#### [Source records]

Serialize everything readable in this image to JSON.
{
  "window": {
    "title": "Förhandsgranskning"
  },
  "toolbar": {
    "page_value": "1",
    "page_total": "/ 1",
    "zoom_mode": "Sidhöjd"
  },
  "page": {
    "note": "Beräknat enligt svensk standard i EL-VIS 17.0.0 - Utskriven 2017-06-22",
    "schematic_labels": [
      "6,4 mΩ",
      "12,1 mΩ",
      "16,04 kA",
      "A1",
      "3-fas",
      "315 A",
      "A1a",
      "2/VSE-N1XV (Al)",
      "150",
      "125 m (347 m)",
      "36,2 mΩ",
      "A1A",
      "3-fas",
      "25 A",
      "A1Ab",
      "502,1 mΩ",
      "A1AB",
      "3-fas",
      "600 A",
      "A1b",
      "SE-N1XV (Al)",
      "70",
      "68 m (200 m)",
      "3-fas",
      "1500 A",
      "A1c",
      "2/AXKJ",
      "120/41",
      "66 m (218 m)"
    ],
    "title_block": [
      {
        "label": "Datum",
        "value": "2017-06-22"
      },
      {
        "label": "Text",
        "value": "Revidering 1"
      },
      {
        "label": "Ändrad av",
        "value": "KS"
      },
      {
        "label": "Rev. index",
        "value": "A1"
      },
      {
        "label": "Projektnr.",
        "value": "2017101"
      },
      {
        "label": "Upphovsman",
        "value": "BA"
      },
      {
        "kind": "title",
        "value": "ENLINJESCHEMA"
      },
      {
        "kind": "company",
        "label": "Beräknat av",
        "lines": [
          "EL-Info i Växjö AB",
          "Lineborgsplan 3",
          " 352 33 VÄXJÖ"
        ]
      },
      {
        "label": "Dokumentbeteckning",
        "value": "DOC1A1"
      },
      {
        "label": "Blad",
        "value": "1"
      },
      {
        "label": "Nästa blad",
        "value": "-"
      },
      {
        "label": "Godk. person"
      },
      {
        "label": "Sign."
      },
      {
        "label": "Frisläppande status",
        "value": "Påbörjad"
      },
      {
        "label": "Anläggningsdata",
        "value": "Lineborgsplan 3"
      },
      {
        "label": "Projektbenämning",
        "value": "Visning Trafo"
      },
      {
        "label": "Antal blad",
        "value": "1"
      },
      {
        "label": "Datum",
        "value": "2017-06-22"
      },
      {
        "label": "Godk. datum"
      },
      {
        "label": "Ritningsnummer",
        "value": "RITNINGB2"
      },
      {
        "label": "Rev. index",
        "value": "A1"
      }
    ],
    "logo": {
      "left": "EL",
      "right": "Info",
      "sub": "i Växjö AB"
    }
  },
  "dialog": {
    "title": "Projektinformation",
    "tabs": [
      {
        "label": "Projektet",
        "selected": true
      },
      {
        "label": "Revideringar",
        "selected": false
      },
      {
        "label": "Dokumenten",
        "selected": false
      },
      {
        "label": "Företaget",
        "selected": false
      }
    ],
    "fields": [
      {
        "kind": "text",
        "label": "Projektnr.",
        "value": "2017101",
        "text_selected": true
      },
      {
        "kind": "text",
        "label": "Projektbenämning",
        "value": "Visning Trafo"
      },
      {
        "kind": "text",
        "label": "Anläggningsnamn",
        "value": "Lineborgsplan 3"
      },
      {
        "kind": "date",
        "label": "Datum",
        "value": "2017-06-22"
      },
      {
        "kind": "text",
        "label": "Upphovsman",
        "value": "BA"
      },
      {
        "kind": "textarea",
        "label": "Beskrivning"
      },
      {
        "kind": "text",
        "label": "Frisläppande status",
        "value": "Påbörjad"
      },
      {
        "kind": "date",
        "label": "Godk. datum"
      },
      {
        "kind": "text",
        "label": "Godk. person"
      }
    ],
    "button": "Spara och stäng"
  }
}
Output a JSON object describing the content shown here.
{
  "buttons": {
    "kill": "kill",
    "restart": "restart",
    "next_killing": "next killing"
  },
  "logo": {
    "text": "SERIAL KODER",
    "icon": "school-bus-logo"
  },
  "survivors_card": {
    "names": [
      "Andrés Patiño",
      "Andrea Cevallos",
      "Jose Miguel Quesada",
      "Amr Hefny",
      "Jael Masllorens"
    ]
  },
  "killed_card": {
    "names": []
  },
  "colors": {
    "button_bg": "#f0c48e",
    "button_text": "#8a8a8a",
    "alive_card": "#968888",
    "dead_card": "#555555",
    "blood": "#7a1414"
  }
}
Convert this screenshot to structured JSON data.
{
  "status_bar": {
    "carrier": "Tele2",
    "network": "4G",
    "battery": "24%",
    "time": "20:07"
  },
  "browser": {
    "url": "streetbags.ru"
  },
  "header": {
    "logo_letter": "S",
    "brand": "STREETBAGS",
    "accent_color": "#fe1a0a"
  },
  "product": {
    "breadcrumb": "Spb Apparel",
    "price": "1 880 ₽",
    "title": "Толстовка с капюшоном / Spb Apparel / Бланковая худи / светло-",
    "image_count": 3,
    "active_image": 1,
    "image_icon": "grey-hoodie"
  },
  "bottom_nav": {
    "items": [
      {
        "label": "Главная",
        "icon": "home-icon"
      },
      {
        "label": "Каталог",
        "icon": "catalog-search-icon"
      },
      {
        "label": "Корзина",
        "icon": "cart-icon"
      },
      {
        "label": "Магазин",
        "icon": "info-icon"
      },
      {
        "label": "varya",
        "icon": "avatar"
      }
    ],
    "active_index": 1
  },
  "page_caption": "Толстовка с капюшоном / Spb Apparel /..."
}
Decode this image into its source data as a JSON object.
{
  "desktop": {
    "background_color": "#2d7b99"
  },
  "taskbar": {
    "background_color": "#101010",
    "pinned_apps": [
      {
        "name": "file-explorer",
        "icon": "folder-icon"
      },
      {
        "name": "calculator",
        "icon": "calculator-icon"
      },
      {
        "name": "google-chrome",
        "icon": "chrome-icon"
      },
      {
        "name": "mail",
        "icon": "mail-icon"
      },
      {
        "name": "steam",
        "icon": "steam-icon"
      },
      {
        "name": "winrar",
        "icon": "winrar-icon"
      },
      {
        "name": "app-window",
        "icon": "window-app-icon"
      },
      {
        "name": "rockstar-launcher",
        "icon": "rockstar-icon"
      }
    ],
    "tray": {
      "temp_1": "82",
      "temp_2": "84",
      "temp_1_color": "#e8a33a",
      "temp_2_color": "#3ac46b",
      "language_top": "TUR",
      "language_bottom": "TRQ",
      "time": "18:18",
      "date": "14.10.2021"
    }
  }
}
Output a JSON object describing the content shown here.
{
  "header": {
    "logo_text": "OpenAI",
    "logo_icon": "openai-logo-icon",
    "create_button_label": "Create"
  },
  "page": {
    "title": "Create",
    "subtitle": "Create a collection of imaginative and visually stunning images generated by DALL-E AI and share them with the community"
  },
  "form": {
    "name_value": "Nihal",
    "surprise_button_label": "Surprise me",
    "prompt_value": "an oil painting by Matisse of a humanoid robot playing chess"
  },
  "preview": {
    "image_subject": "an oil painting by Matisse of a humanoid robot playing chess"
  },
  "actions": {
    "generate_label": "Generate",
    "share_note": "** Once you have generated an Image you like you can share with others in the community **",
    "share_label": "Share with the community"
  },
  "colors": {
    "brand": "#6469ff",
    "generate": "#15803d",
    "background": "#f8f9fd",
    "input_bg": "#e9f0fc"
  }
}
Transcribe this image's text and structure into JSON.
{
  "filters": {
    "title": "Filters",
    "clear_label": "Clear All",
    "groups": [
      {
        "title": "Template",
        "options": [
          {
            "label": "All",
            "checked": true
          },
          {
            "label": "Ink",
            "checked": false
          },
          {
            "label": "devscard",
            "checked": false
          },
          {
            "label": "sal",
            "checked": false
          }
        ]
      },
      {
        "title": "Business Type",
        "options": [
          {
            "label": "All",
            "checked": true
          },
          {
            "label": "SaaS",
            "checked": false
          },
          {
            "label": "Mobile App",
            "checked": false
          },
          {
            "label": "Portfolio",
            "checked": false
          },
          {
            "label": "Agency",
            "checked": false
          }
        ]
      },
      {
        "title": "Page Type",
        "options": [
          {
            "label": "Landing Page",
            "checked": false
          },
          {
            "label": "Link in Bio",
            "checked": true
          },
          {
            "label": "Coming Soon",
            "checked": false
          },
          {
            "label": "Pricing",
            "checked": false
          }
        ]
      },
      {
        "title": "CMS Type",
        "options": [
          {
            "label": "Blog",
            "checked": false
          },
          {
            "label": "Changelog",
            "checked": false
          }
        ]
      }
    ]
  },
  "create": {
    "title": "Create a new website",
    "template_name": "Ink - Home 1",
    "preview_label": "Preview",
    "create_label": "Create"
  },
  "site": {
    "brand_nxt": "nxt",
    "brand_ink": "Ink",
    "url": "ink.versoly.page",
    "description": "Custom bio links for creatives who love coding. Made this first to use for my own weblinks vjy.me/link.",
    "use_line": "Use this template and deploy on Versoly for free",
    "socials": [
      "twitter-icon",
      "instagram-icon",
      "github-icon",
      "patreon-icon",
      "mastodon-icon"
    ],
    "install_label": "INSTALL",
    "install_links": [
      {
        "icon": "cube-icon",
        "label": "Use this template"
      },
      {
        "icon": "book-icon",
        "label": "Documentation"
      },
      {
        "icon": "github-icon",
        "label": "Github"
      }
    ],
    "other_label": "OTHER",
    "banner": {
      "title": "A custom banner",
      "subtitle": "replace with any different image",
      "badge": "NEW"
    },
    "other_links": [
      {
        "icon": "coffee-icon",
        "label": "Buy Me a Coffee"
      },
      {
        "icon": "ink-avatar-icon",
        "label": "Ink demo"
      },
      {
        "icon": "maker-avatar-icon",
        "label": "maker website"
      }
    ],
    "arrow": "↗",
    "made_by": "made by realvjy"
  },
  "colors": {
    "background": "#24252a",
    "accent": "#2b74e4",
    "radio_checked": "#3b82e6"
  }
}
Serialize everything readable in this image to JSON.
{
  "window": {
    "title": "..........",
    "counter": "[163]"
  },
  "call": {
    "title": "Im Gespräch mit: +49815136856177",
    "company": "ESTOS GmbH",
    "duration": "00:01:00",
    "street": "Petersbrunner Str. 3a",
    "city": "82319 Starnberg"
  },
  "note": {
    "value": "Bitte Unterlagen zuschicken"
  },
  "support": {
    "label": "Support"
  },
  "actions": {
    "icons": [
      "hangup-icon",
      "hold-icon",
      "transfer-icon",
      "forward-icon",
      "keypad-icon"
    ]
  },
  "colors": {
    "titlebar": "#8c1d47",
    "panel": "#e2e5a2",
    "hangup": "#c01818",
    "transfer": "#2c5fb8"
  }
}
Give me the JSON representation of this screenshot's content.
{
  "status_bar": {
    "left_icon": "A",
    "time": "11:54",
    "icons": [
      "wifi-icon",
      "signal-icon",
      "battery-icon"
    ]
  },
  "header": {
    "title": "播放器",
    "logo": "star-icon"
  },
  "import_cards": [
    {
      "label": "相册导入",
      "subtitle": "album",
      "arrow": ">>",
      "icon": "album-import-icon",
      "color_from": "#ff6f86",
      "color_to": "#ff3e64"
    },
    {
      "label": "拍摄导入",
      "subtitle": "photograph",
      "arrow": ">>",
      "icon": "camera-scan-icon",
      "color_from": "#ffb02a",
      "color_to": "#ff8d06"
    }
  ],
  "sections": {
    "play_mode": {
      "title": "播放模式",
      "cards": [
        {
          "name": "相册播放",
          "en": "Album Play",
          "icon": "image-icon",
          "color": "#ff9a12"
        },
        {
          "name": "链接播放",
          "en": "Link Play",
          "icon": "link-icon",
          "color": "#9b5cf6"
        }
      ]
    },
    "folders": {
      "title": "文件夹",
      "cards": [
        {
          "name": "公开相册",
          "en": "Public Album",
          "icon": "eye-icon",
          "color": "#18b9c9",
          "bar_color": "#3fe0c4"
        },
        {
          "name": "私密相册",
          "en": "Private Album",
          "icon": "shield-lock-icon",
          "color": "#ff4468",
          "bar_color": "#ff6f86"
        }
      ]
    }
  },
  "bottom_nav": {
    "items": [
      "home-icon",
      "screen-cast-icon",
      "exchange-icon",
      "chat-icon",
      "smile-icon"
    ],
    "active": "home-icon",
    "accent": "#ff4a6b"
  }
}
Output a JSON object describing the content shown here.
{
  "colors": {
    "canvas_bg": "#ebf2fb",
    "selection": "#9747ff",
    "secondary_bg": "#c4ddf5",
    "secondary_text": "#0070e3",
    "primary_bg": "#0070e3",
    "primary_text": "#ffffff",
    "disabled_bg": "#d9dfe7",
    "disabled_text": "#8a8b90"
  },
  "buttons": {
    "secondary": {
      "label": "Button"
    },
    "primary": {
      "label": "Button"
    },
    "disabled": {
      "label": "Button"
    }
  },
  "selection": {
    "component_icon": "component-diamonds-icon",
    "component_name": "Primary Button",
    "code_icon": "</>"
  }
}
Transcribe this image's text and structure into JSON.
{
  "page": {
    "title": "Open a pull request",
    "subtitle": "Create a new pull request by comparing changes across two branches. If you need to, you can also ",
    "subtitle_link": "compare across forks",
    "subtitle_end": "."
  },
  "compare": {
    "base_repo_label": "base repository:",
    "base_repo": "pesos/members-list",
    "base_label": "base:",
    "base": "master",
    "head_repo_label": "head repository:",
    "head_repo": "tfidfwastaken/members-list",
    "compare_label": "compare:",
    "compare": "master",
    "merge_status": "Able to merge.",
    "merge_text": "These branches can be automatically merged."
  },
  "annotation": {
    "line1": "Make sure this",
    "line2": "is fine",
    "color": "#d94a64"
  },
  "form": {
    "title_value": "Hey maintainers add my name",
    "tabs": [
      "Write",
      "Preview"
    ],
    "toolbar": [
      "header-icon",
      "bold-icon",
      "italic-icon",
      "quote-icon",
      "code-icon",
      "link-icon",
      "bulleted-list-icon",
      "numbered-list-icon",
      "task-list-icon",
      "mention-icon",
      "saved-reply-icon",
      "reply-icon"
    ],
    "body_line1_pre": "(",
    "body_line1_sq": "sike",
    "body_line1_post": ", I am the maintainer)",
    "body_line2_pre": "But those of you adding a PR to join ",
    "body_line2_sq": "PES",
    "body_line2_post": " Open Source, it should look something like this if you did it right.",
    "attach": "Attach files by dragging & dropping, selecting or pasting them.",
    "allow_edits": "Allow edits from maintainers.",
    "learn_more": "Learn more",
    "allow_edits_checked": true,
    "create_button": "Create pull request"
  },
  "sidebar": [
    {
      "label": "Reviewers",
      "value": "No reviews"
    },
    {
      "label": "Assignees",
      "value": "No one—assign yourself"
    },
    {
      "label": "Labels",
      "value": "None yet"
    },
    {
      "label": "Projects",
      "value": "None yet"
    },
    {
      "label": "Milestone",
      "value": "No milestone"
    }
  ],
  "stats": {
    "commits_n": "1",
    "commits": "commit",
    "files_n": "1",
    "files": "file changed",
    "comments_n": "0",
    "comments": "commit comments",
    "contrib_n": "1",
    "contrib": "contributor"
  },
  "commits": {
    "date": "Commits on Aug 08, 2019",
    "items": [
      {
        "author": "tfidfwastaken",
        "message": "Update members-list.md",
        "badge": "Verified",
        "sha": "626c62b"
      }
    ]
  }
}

#### [Requirements]
Copy whichever lines in the listing above contain the word "Apparel".

#### [Answer to the exercise]
    "breadcrumb": "Spb Apparel",
    "title": "Толстовка с капюшоном / Spb Apparel / Бланковая худи / светло-",
  "page_caption": "Толстовка с капюшоном / Spb Apparel /..."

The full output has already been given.